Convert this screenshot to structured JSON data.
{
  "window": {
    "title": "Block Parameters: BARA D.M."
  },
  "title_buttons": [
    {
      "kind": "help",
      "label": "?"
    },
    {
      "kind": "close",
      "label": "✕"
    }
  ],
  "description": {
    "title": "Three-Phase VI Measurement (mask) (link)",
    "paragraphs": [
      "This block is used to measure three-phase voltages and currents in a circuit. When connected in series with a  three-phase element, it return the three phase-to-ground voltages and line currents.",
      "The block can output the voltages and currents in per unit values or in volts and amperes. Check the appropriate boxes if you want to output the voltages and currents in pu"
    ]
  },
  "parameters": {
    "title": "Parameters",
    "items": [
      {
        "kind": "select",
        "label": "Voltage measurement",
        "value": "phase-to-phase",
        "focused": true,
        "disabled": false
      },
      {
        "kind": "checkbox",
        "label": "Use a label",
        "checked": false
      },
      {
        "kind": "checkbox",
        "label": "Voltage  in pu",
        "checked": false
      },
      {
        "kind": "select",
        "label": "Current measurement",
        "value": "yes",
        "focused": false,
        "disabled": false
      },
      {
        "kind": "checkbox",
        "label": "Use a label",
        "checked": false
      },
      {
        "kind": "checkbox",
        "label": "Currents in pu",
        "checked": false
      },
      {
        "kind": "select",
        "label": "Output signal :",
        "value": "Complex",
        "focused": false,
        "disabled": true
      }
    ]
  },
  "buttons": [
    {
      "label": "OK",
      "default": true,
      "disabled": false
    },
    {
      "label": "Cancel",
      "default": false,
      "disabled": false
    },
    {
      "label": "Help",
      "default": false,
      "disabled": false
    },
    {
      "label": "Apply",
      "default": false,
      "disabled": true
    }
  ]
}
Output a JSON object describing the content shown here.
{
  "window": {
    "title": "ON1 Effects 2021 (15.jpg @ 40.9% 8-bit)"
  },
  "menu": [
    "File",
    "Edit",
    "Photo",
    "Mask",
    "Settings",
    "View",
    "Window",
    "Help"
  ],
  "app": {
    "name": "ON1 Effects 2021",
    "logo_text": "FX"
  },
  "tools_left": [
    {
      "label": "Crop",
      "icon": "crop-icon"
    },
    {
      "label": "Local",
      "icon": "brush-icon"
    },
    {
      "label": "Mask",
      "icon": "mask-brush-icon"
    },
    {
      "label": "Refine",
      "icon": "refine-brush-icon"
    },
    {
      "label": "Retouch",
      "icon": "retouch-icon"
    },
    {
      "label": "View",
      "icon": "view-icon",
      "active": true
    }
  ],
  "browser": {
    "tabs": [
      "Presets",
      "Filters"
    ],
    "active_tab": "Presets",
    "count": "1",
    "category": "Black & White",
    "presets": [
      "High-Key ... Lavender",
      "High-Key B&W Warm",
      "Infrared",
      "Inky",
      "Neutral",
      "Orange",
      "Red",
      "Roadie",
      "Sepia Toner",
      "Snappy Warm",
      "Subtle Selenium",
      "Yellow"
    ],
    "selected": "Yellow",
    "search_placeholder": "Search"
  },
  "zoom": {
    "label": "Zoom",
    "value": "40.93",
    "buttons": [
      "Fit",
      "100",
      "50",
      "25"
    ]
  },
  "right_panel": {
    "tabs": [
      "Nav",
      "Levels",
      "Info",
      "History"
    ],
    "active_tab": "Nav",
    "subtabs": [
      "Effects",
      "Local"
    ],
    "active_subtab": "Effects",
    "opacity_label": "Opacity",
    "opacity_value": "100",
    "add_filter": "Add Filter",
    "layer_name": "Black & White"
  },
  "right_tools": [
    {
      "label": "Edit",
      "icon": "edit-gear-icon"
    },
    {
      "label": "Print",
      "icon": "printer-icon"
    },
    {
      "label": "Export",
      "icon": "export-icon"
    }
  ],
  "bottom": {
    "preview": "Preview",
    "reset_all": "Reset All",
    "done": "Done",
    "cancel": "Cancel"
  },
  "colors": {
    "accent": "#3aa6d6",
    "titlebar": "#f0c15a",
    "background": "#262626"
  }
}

= = =

WORK TO BE COMPLETED:
Extract the complete data, matching each line exactly.

IN RESPONSE:
Convert this screenshot to structured JSON data.
{
  "window": {
    "title": "Block Parameters: BARA D.M."
  },
  "title_buttons": [
    {
      "kind": "help",
      "label": "?"
    },
    {
      "kind": "close",
      "label": "✕"
    }
  ],
  "description": {
    "title": "Three-Phase VI Measurement (mask) (link)",
    "paragraphs": [
      "This block is used to measure three-phase voltages and currents in a circuit. When connected in series with a  three-phase element, it return the three phase-to-ground voltages and line currents.",
      "The block can output the voltages and currents in per unit values or in volts and amperes. Check the appropriate boxes if you want to output the voltages and currents in pu"
    ]
  },
  "parameters": {
    "title": "Parameters",
    "items": [
      {
        "kind": "select",
        "label": "Voltage measurement",
        "value": "phase-to-phase",
        "focused": true,
        "disabled": false
      },
      {
        "kind": "checkbox",
        "label": "Use a label",
        "checked": false
      },
      {
        "kind": "checkbox",
        "label": "Voltage  in pu",
        "checked": false
      },
      {
        "kind": "select",
        "label": "Current measurement",
        "value": "yes",
        "focused": false,
        "disabled": false
      },
      {
        "kind": "checkbox",
        "label": "Use a label",
        "checked": false
      },
      {
        "kind": "checkbox",
        "label": "Currents in pu",
        "checked": false
      },
      {
        "kind": "select",
        "label": "Output signal :",
        "value": "Complex",
        "focused": false,
        "disabled": true
      }
    ]
  },
  "buttons": [
    {
      "label": "OK",
      "default": true,
      "disabled": false
    },
    {
      "label": "Cancel",
      "default": false,
      "disabled": false
    },
    {
      "label": "Help",
      "default": false,
      "disabled": false
    },
    {
      "label": "Apply",
      "default": false,
      "disabled": true
    }
  ]
}
Output a JSON object describing the content shown here.
{
  "window": {
    "title": "ON1 Effects 2021 (15.jpg @ 40.9% 8-bit)"
  },
  "menu": [
    "File",
    "Edit",
    "Photo",
    "Mask",
    "Settings",
    "View",
    "Window",
    "Help"
  ],
  "app": {
    "name": "ON1 Effects 2021",
    "logo_text": "FX"
  },
  "tools_left": [
    {
      "label": "Crop",
      "icon": "crop-icon"
    },
    {
      "label": "Local",
      "icon": "brush-icon"
    },
    {
      "label": "Mask",
      "icon": "mask-brush-icon"
    },
    {
      "label": "Refine",
      "icon": "refine-brush-icon"
    },
    {
      "label": "Retouch",
      "icon": "retouch-icon"
    },
    {
      "label": "View",
      "icon": "view-icon",
      "active": true
    }
  ],
  "browser": {
    "tabs": [
      "Presets",
      "Filters"
    ],
    "active_tab": "Presets",
    "count": "1",
    "category": "Black & White",
    "presets": [
      "High-Key ... Lavender",
      "High-Key B&W Warm",
      "Infrared",
      "Inky",
      "Neutral",
      "Orange",
      "Red",
      "Roadie",
      "Sepia Toner",
      "Snappy Warm",
      "Subtle Selenium",
      "Yellow"
    ],
    "selected": "Yellow",
    "search_placeholder": "Search"
  },
  "zoom": {
    "label": "Zoom",
    "value": "40.93",
    "buttons": [
      "Fit",
      "100",
      "50",
      "25"
    ]
  },
  "right_panel": {
    "tabs": [
      "Nav",
      "Levels",
      "Info",
      "History"
    ],
    "active_tab": "Nav",
    "subtabs": [
      "Effects",
      "Local"
    ],
    "active_subtab": "Effects",
    "opacity_label": "Opacity",
    "opacity_value": "100",
    "add_filter": "Add Filter",
    "layer_name": "Black & White"
  },
  "right_tools": [
    {
      "label": "Edit",
      "icon": "edit-gear-icon"
    },
    {
      "label": "Print",
      "icon": "printer-icon"
    },
    {
      "label": "Export",
      "icon": "export-icon"
    }
  ],
  "bottom": {
    "preview": "Preview",
    "reset_all": "Reset All",
    "done": "Done",
    "cancel": "Cancel"
  },
  "colors": {
    "accent": "#3aa6d6",
    "titlebar": "#f0c15a",
    "background": "#262626"
  }
}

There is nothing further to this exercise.